■ DATASET EXCERPTS ■

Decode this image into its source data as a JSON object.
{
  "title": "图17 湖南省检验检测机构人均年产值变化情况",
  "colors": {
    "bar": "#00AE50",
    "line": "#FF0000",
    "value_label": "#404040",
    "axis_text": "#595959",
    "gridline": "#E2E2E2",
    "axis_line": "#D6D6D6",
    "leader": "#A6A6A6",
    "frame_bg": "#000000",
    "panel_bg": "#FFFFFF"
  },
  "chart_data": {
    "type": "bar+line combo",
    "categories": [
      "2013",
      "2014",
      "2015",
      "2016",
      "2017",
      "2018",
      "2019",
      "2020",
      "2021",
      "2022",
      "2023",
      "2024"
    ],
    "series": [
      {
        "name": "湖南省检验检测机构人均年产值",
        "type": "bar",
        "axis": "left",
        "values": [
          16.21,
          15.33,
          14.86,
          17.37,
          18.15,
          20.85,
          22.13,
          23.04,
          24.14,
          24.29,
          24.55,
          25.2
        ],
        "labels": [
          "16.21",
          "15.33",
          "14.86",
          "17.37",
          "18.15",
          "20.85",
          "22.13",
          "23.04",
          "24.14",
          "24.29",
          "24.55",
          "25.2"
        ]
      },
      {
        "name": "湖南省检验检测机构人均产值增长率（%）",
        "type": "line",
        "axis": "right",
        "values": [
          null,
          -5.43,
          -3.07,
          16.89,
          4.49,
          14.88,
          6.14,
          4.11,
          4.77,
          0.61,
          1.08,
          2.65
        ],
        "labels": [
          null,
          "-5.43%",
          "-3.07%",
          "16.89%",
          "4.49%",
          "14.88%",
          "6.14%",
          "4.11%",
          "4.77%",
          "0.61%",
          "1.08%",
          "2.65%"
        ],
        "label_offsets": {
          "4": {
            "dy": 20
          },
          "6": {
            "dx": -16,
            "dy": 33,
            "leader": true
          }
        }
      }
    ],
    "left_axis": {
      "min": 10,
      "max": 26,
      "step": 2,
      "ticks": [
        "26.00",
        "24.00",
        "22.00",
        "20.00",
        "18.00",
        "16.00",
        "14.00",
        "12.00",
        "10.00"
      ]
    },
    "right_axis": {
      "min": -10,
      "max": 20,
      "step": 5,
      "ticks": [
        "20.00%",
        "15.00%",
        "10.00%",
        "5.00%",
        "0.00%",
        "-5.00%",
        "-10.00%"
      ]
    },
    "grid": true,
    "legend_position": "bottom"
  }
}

■ WRITTEN EXERCISE ■
Determine how many lines of the data contain the word "name", and reply with that number only.

■ SOLUTION BELOW ■
2